▶ _DATA FOR THIS TASK_:
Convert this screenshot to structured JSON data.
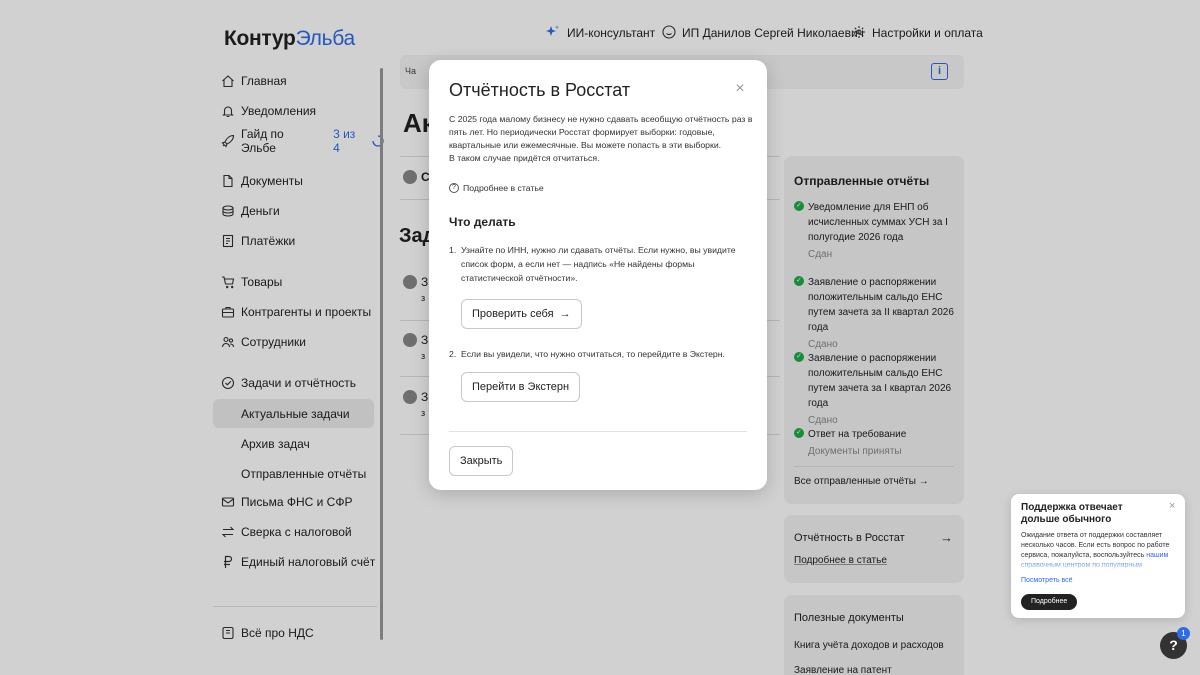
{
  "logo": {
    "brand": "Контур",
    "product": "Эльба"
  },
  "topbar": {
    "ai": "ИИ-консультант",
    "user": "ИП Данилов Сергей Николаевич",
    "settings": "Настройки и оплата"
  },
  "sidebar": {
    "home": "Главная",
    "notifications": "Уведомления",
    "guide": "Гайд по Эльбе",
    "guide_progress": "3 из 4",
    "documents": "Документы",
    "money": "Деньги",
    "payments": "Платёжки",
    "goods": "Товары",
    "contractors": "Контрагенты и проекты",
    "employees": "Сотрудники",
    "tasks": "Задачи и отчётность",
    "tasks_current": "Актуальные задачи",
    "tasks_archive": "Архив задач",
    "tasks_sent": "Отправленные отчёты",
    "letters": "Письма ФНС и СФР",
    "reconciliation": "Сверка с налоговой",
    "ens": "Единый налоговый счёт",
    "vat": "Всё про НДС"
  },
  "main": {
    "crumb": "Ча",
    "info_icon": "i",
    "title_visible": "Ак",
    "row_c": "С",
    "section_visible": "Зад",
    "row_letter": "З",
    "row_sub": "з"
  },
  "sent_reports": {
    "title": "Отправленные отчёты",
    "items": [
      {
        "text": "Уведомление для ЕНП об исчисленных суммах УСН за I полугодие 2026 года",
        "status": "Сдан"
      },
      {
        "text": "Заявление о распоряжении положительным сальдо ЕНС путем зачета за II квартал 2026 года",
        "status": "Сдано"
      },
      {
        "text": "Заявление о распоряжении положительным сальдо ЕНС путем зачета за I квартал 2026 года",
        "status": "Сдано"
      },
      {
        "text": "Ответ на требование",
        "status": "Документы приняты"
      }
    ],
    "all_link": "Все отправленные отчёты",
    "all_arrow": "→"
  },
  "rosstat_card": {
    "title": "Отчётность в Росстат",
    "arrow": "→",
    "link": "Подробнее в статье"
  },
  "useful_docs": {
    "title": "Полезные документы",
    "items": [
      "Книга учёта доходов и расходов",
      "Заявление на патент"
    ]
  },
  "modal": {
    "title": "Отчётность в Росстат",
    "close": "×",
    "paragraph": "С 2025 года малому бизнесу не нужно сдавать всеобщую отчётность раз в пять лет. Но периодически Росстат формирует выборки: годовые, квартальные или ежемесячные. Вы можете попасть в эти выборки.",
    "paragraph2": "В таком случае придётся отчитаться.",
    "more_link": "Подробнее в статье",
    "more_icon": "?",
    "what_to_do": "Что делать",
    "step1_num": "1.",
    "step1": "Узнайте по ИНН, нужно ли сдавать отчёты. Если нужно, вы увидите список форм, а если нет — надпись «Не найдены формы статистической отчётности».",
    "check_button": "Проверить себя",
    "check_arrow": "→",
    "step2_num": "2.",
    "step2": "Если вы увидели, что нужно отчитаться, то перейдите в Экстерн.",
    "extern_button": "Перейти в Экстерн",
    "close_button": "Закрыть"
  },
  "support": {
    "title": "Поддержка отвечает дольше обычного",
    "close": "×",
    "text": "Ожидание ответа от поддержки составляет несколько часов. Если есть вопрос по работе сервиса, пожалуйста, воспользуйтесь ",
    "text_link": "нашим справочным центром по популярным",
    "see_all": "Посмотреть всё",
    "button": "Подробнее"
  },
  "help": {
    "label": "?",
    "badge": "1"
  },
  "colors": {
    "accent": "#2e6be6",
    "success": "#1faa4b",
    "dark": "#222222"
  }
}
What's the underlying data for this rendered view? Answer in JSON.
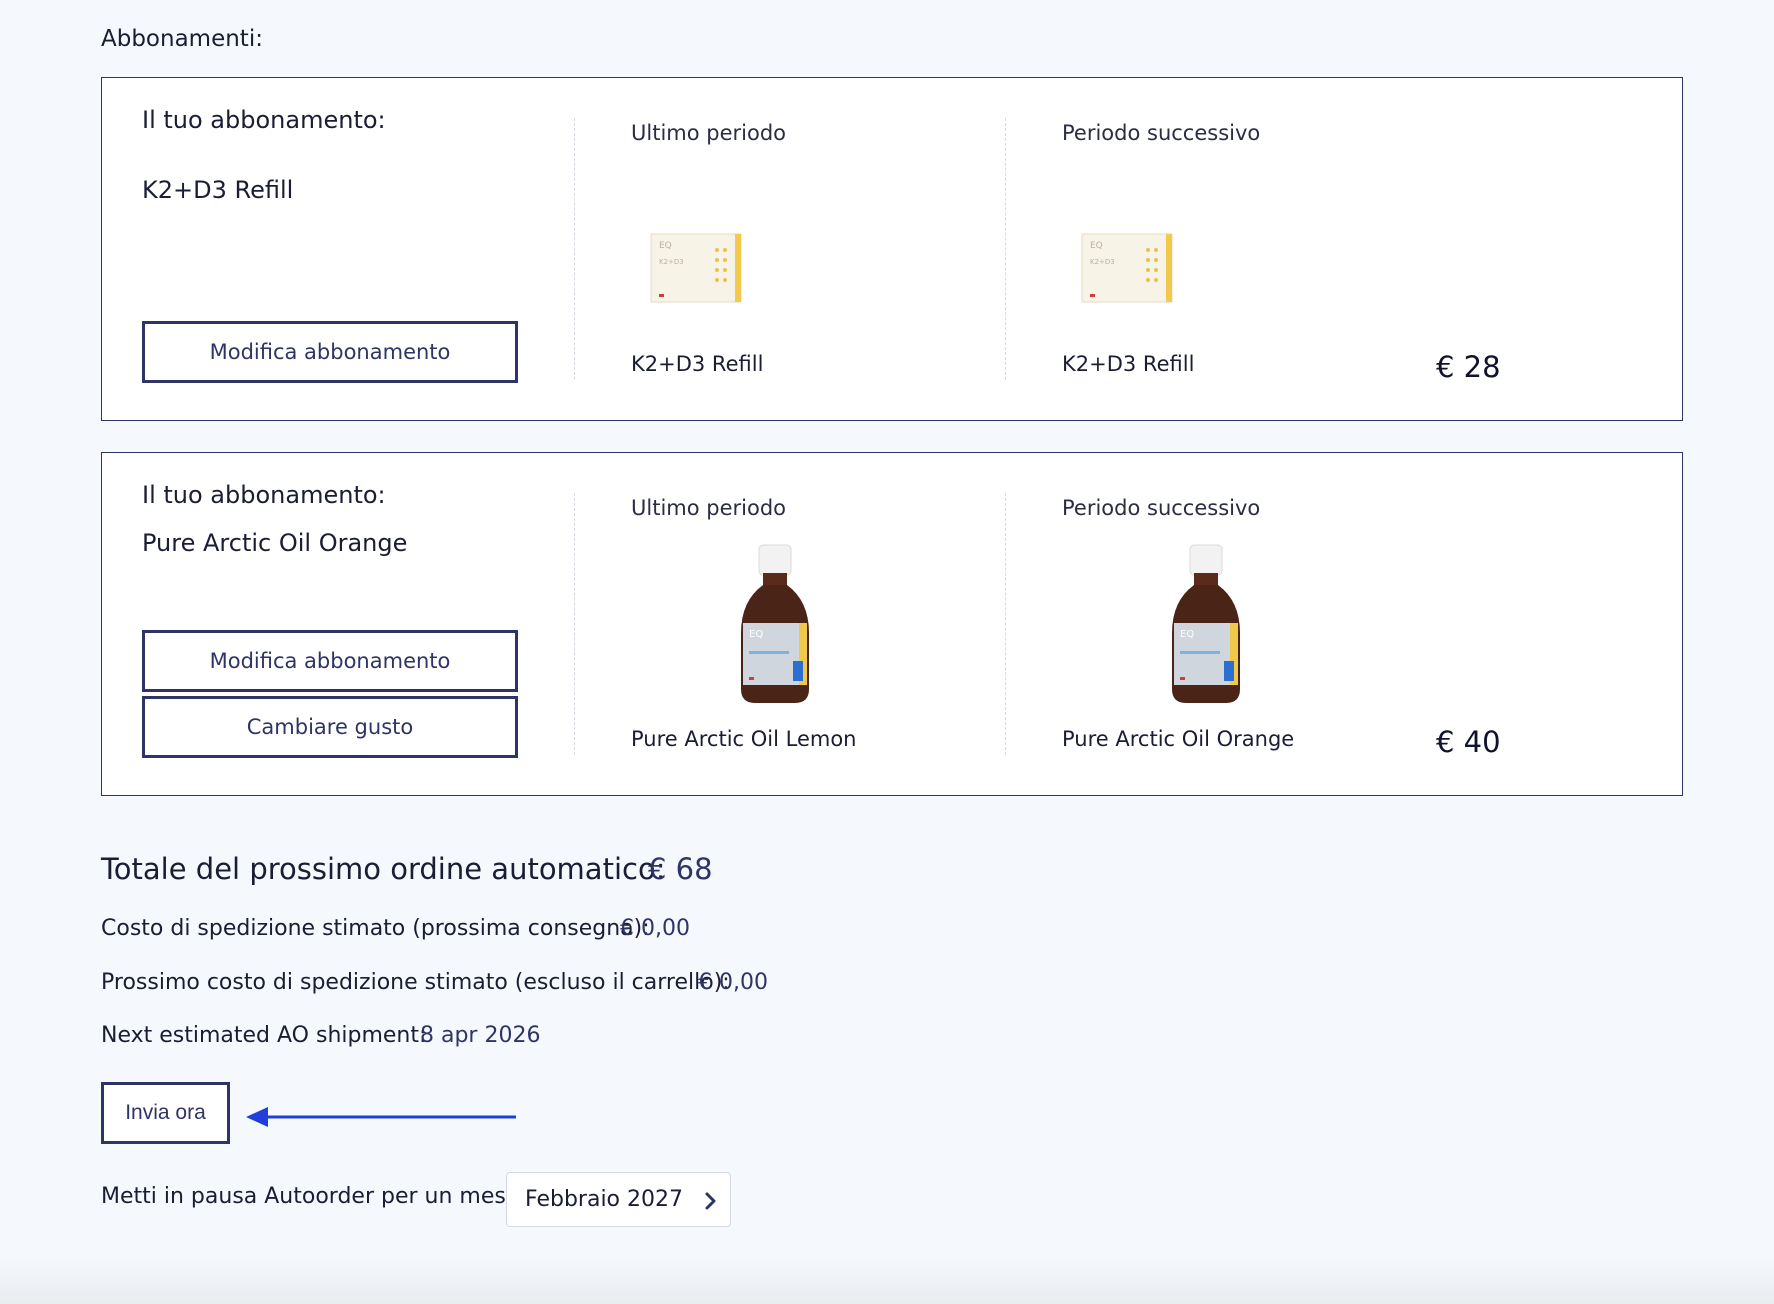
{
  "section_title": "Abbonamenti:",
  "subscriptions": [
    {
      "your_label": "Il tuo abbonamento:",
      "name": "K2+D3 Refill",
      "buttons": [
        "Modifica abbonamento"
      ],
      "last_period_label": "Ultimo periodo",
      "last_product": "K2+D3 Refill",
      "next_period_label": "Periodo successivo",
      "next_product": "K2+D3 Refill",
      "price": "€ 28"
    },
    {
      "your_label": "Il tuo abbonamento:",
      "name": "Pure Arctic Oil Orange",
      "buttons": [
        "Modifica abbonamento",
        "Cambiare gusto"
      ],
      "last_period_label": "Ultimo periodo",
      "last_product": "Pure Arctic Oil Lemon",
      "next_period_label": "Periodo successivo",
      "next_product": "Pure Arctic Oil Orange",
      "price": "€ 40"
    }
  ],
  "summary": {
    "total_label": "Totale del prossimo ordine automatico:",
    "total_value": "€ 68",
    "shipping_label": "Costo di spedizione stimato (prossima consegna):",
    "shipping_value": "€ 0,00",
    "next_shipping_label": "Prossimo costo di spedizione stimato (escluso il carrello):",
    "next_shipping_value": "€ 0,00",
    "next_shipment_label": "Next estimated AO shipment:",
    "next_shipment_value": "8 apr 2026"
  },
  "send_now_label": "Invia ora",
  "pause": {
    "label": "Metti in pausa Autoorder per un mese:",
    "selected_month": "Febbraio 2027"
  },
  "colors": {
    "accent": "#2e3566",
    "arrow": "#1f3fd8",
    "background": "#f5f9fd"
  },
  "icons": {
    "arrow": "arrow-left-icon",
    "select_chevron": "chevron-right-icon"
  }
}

▶ _EXERCISE OBJECTIVE_: Transcribe the records above exactly as they appear, leaving out any pictures.

▶ _ANSWER IN FULL_:
Convert this screenshot to structured JSON data.
{
  "logo": {
    "brand": "Контур",
    "product": "Эльба"
  },
  "topbar": {
    "ai": "ИИ-консультант",
    "user": "ИП Данилов Сергей Николаевич",
    "settings": "Настройки и оплата"
  },
  "sidebar": {
    "home": "Главная",
    "notifications": "Уведомления",
    "guide": "Гайд по Эльбе",
    "guide_progress": "3 из 4",
    "documents": "Документы",
    "money": "Деньги",
    "payments": "Платёжки",
    "goods": "Товары",
    "contractors": "Контрагенты и проекты",
    "employees": "Сотрудники",
    "tasks": "Задачи и отчётность",
    "tasks_current": "Актуальные задачи",
    "tasks_archive": "Архив задач",
    "tasks_sent": "Отправленные отчёты",
    "letters": "Письма ФНС и СФР",
    "reconciliation": "Сверка с налоговой",
    "ens": "Единый налоговый счёт",
    "vat": "Всё про НДС"
  },
  "main": {
    "crumb": "Ча",
    "info_icon": "i",
    "title_visible": "Ак",
    "row_c": "С",
    "section_visible": "Зад",
    "row_letter": "З",
    "row_sub": "з"
  },
  "sent_reports": {
    "title": "Отправленные отчёты",
    "items": [
      {
        "text": "Уведомление для ЕНП об исчисленных суммах УСН за I полугодие 2026 года",
        "status": "Сдан"
      },
      {
        "text": "Заявление о распоряжении положительным сальдо ЕНС путем зачета за II квартал 2026 года",
        "status": "Сдано"
      },
      {
        "text": "Заявление о распоряжении положительным сальдо ЕНС путем зачета за I квартал 2026 года",
        "status": "Сдано"
      },
      {
        "text": "Ответ на требование",
        "status": "Документы приняты"
      }
    ],
    "all_link": "Все отправленные отчёты",
    "all_arrow": "→"
  },
  "rosstat_card": {
    "title": "Отчётность в Росстат",
    "arrow": "→",
    "link": "Подробнее в статье"
  },
  "useful_docs": {
    "title": "Полезные документы",
    "items": [
      "Книга учёта доходов и расходов",
      "Заявление на патент"
    ]
  },
  "modal": {
    "title": "Отчётность в Росстат",
    "close": "×",
    "paragraph": "С 2025 года малому бизнесу не нужно сдавать всеобщую отчётность раз в пять лет. Но периодически Росстат формирует выборки: годовые, квартальные или ежемесячные. Вы можете попасть в эти выборки.",
    "paragraph2": "В таком случае придётся отчитаться.",
    "more_link": "Подробнее в статье",
    "more_icon": "?",
    "what_to_do": "Что делать",
    "step1_num": "1.",
    "step1": "Узнайте по ИНН, нужно ли сдавать отчёты. Если нужно, вы увидите список форм, а если нет — надпись «Не найдены формы статистической отчётности».",
    "check_button": "Проверить себя",
    "check_arrow": "→",
    "step2_num": "2.",
    "step2": "Если вы увидели, что нужно отчитаться, то перейдите в Экстерн.",
    "extern_button": "Перейти в Экстерн",
    "close_button": "Закрыть"
  },
  "support": {
    "title": "Поддержка отвечает дольше обычного",
    "close": "×",
    "text": "Ожидание ответа от поддержки составляет несколько часов. Если есть вопрос по работе сервиса, пожалуйста, воспользуйтесь ",
    "text_link": "нашим справочным центром по популярным",
    "see_all": "Посмотреть всё",
    "button": "Подробнее"
  },
  "help": {
    "label": "?",
    "badge": "1"
  },
  "colors": {
    "accent": "#2e6be6",
    "success": "#1faa4b",
    "dark": "#222222"
  }
}
What's the underlying data for this rendered view? Answer in JSON.
{
  "section_title": "Abbonamenti:",
  "subscriptions": [
    {
      "your_label": "Il tuo abbonamento:",
      "name": "K2+D3 Refill",
      "buttons": [
        "Modifica abbonamento"
      ],
      "last_period_label": "Ultimo periodo",
      "last_product": "K2+D3 Refill",
      "next_period_label": "Periodo successivo",
      "next_product": "K2+D3 Refill",
      "price": "€ 28"
    },
    {
      "your_label": "Il tuo abbonamento:",
      "name": "Pure Arctic Oil Orange",
      "buttons": [
        "Modifica abbonamento",
        "Cambiare gusto"
      ],
      "last_period_label": "Ultimo periodo",
      "last_product": "Pure Arctic Oil Lemon",
      "next_period_label": "Periodo successivo",
      "next_product": "Pure Arctic Oil Orange",
      "price": "€ 40"
    }
  ],
  "summary": {
    "total_label": "Totale del prossimo ordine automatico:",
    "total_value": "€ 68",
    "shipping_label": "Costo di spedizione stimato (prossima consegna):",
    "shipping_value": "€ 0,00",
    "next_shipping_label": "Prossimo costo di spedizione stimato (escluso il carrello):",
    "next_shipping_value": "€ 0,00",
    "next_shipment_label": "Next estimated AO shipment:",
    "next_shipment_value": "8 apr 2026"
  },
  "send_now_label": "Invia ora",
  "pause": {
    "label": "Metti in pausa Autoorder per un mese:",
    "selected_month": "Febbraio 2027"
  },
  "colors": {
    "accent": "#2e3566",
    "arrow": "#1f3fd8",
    "background": "#f5f9fd"
  },
  "icons": {
    "arrow": "arrow-left-icon",
    "select_chevron": "chevron-right-icon"
  }
}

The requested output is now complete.